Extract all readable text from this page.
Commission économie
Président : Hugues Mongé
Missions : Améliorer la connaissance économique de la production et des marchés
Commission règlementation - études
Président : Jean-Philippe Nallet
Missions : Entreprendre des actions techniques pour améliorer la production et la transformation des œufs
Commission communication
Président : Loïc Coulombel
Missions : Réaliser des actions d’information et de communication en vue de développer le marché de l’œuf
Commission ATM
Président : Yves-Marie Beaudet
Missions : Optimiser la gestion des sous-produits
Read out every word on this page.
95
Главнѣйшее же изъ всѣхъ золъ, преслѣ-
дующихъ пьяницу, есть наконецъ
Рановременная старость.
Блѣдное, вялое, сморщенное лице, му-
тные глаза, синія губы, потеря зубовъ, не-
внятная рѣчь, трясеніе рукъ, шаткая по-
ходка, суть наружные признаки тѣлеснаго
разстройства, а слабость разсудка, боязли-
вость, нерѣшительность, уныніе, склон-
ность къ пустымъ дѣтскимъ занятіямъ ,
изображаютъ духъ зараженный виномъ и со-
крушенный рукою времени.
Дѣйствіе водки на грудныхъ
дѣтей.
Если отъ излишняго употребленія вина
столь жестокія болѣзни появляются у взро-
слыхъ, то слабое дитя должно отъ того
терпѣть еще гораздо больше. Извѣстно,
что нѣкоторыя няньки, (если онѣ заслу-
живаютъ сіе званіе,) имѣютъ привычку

#### [TASK PROMPT]
Write the data out again in full and exactly.

#### [IN RESPONSE]
Extract all readable text from this page.
Commission économie
Président : Hugues Mongé
Missions : Améliorer la connaissance économique de la production et des marchés
Commission règlementation - études
Président : Jean-Philippe Nallet
Missions : Entreprendre des actions techniques pour améliorer la production et la transformation des œufs
Commission communication
Président : Loïc Coulombel
Missions : Réaliser des actions d’information et de communication en vue de développer le marché de l’œuf
Commission ATM
Président : Yves-Marie Beaudet
Missions : Optimiser la gestion des sous-produits
Read out every word on this page.
95
Главнѣйшее же изъ всѣхъ золъ, преслѣ-
дующихъ пьяницу, есть наконецъ
Рановременная старость.
Блѣдное, вялое, сморщенное лице, му-
тные глаза, синія губы, потеря зубовъ, не-
внятная рѣчь, трясеніе рукъ, шаткая по-
ходка, суть наружные признаки тѣлеснаго
разстройства, а слабость разсудка, боязли-
вость, нерѣшительность, уныніе, склон-
ность къ пустымъ дѣтскимъ занятіямъ ,
изображаютъ духъ зараженный виномъ и со-
крушенный рукою времени.
Дѣйствіе водки на грудныхъ
дѣтей.
Если отъ излишняго употребленія вина
столь жестокія болѣзни появляются у взро-
слыхъ, то слабое дитя должно отъ того
терпѣть еще гораздо больше. Извѣстно,
что нѣкоторыя няньки, (если онѣ заслу-
живаютъ сіе званіе,) имѣютъ привычку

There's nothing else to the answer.